# What to do
Return all of the entries exactly as written.

---

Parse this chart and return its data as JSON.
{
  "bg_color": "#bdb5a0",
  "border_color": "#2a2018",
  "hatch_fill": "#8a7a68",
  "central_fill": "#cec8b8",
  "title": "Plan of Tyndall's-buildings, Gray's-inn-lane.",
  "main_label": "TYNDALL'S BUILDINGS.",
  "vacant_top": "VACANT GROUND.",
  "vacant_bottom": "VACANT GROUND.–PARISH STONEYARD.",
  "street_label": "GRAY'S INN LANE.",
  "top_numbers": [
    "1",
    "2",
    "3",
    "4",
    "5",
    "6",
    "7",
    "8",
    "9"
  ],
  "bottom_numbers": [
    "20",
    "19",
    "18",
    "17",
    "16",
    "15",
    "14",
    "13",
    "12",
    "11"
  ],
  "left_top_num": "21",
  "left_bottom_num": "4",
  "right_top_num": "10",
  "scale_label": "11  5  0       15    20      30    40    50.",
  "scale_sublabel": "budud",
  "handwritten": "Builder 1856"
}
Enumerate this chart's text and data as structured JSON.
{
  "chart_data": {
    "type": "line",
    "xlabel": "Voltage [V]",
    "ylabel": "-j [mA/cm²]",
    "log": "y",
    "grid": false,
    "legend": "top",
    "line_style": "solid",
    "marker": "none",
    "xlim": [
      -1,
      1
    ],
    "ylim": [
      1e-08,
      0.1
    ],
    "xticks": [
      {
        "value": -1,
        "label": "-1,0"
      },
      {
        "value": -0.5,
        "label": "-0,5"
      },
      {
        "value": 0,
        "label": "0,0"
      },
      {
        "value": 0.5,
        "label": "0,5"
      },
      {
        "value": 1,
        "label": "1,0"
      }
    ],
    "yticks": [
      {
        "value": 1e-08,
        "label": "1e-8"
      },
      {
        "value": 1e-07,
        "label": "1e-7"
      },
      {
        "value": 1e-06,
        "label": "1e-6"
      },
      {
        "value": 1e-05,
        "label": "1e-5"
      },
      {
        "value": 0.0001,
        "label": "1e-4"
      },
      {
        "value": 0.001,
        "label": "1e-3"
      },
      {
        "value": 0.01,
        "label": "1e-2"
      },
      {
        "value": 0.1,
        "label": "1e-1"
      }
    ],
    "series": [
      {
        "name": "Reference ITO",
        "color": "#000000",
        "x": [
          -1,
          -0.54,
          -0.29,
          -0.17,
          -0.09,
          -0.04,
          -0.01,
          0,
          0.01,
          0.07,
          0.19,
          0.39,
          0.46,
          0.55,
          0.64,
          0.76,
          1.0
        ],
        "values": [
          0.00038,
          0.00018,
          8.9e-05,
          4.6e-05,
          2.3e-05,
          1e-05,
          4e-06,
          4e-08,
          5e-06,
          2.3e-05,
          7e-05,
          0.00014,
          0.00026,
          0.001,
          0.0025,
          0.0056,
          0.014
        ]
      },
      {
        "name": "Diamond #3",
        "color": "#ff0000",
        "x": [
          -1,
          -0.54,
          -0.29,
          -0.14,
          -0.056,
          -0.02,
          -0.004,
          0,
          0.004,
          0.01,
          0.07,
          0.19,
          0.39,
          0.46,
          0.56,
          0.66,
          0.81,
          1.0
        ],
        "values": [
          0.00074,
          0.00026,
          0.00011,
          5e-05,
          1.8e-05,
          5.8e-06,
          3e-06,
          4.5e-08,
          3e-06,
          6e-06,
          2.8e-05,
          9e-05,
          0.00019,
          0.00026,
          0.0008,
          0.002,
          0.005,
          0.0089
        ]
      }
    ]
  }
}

---

# Answer to the problem
Parse this chart and return its data as JSON.
{
  "bg_color": "#bdb5a0",
  "border_color": "#2a2018",
  "hatch_fill": "#8a7a68",
  "central_fill": "#cec8b8",
  "title": "Plan of Tyndall's-buildings, Gray's-inn-lane.",
  "main_label": "TYNDALL'S BUILDINGS.",
  "vacant_top": "VACANT GROUND.",
  "vacant_bottom": "VACANT GROUND.–PARISH STONEYARD.",
  "street_label": "GRAY'S INN LANE.",
  "top_numbers": [
    "1",
    "2",
    "3",
    "4",
    "5",
    "6",
    "7",
    "8",
    "9"
  ],
  "bottom_numbers": [
    "20",
    "19",
    "18",
    "17",
    "16",
    "15",
    "14",
    "13",
    "12",
    "11"
  ],
  "left_top_num": "21",
  "left_bottom_num": "4",
  "right_top_num": "10",
  "scale_label": "11  5  0       15    20      30    40    50.",
  "scale_sublabel": "budud",
  "handwritten": "Builder 1856"
}
Enumerate this chart's text and data as structured JSON.
{
  "chart_data": {
    "type": "line",
    "xlabel": "Voltage [V]",
    "ylabel": "-j [mA/cm²]",
    "log": "y",
    "grid": false,
    "legend": "top",
    "line_style": "solid",
    "marker": "none",
    "xlim": [
      -1,
      1
    ],
    "ylim": [
      1e-08,
      0.1
    ],
    "xticks": [
      {
        "value": -1,
        "label": "-1,0"
      },
      {
        "value": -0.5,
        "label": "-0,5"
      },
      {
        "value": 0,
        "label": "0,0"
      },
      {
        "value": 0.5,
        "label": "0,5"
      },
      {
        "value": 1,
        "label": "1,0"
      }
    ],
    "yticks": [
      {
        "value": 1e-08,
        "label": "1e-8"
      },
      {
        "value": 1e-07,
        "label": "1e-7"
      },
      {
        "value": 1e-06,
        "label": "1e-6"
      },
      {
        "value": 1e-05,
        "label": "1e-5"
      },
      {
        "value": 0.0001,
        "label": "1e-4"
      },
      {
        "value": 0.001,
        "label": "1e-3"
      },
      {
        "value": 0.01,
        "label": "1e-2"
      },
      {
        "value": 0.1,
        "label": "1e-1"
      }
    ],
    "series": [
      {
        "name": "Reference ITO",
        "color": "#000000",
        "x": [
          -1,
          -0.54,
          -0.29,
          -0.17,
          -0.09,
          -0.04,
          -0.01,
          0,
          0.01,
          0.07,
          0.19,
          0.39,
          0.46,
          0.55,
          0.64,
          0.76,
          1.0
        ],
        "values": [
          0.00038,
          0.00018,
          8.9e-05,
          4.6e-05,
          2.3e-05,
          1e-05,
          4e-06,
          4e-08,
          5e-06,
          2.3e-05,
          7e-05,
          0.00014,
          0.00026,
          0.001,
          0.0025,
          0.0056,
          0.014
        ]
      },
      {
        "name": "Diamond #3",
        "color": "#ff0000",
        "x": [
          -1,
          -0.54,
          -0.29,
          -0.14,
          -0.056,
          -0.02,
          -0.004,
          0,
          0.004,
          0.01,
          0.07,
          0.19,
          0.39,
          0.46,
          0.56,
          0.66,
          0.81,
          1.0
        ],
        "values": [
          0.00074,
          0.00026,
          0.00011,
          5e-05,
          1.8e-05,
          5.8e-06,
          3e-06,
          4.5e-08,
          3e-06,
          6e-06,
          2.8e-05,
          9e-05,
          0.00019,
          0.00026,
          0.0008,
          0.002,
          0.005,
          0.0089
        ]
      }
    ]
  }
}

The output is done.